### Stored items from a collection
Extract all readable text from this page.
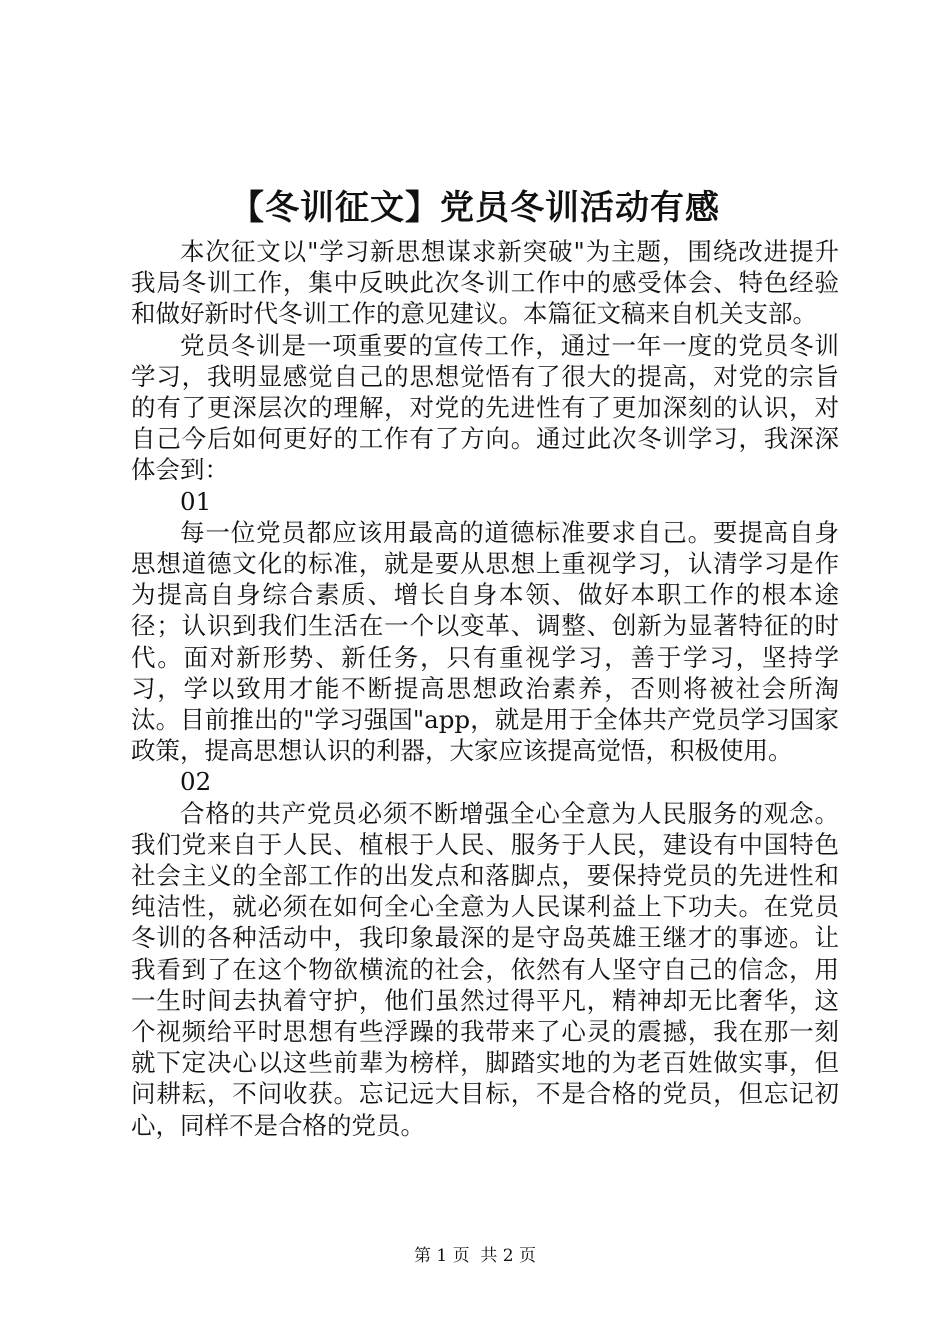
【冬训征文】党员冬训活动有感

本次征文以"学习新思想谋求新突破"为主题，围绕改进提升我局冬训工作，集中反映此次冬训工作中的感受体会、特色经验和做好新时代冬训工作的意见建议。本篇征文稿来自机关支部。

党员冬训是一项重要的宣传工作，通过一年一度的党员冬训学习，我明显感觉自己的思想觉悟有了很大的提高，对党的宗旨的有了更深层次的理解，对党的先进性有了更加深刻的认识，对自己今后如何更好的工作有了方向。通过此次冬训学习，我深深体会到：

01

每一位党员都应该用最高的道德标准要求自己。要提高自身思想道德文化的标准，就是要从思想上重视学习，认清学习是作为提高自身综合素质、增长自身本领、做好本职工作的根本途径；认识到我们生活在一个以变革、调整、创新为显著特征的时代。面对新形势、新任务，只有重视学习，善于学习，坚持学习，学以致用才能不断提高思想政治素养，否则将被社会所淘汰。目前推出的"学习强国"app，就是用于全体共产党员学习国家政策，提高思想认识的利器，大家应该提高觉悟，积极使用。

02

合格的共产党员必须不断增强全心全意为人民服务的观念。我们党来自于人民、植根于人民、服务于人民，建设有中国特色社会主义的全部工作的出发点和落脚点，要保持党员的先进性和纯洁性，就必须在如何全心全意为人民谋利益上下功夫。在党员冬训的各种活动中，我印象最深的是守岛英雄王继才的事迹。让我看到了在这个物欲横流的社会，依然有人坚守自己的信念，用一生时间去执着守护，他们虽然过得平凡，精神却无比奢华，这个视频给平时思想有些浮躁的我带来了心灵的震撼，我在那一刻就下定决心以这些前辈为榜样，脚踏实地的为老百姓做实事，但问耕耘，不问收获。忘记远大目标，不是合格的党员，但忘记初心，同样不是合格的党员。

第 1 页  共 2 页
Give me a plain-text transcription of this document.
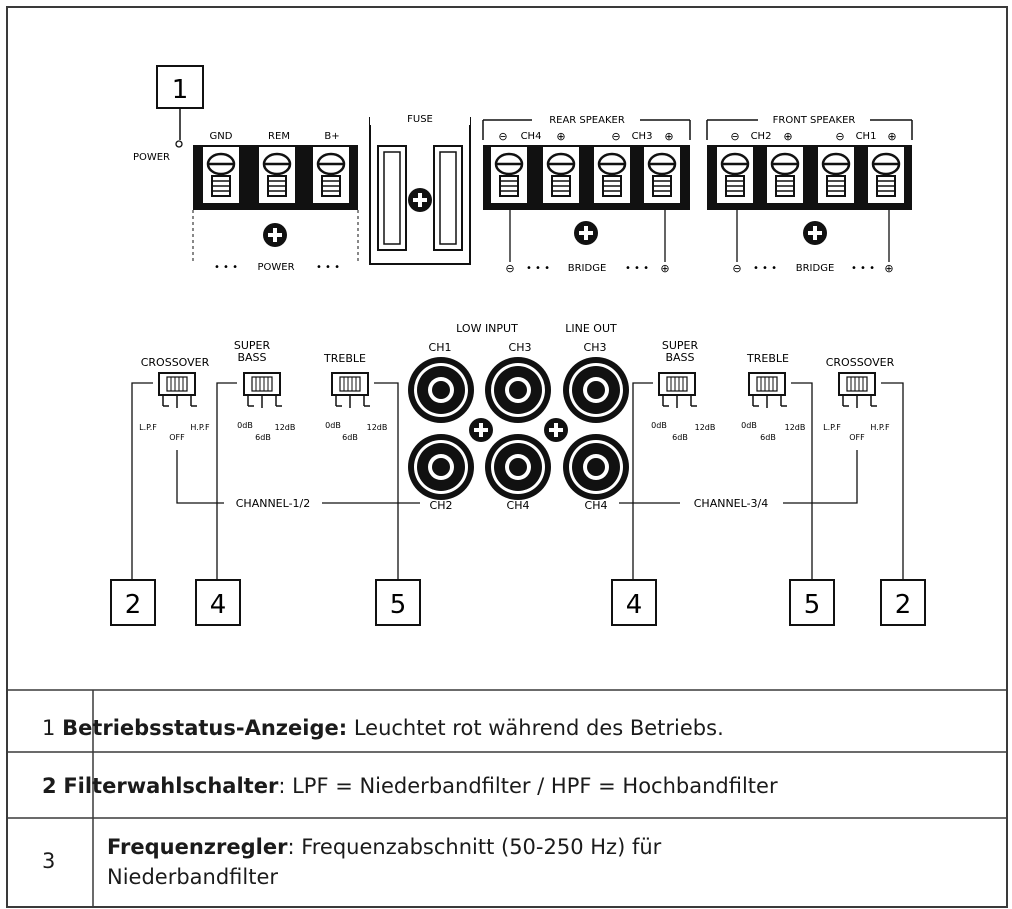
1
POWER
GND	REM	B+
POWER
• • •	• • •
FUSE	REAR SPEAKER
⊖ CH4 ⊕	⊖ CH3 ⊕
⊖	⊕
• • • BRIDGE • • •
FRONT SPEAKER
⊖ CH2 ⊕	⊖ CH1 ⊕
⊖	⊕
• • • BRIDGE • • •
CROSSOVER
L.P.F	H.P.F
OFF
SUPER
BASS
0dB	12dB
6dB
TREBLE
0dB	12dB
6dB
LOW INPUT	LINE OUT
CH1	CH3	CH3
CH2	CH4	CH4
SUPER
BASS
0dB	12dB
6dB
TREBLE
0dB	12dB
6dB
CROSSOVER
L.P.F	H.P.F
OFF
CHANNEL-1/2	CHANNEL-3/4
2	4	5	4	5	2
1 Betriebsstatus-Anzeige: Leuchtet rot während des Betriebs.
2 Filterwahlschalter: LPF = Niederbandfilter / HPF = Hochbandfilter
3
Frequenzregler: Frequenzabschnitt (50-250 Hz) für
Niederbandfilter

...

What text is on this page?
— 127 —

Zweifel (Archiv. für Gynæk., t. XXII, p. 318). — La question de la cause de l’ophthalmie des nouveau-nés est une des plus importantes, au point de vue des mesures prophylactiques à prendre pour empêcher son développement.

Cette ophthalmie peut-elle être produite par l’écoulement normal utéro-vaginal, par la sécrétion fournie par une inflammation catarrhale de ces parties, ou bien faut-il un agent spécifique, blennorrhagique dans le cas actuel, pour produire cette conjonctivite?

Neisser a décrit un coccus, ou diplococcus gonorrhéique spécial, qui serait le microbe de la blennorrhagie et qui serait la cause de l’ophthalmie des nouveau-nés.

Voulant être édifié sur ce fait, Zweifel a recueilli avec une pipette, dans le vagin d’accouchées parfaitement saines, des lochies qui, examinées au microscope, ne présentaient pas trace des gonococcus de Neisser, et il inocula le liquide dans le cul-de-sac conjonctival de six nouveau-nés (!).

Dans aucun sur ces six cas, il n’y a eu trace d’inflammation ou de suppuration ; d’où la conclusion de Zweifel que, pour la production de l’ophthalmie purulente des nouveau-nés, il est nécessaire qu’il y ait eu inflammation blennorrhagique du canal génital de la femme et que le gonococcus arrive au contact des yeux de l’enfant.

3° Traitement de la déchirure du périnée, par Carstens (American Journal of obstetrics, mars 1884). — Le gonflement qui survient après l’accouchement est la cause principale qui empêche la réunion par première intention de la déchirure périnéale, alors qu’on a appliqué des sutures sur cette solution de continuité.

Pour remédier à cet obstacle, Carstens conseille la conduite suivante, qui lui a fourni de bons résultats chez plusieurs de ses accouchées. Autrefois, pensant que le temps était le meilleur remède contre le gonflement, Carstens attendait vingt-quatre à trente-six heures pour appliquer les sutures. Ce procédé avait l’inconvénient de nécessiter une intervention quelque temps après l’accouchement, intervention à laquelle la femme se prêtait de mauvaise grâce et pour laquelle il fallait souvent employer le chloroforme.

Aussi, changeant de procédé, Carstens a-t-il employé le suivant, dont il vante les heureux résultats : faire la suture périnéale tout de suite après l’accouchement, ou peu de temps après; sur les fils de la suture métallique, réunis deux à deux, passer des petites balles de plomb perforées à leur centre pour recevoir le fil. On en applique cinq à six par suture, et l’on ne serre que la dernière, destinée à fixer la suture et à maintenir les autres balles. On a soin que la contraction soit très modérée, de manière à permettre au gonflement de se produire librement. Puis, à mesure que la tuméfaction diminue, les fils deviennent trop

### Work to complete
Give a single number: the count of lines above that include the word "Zweifel".

### Task answer
3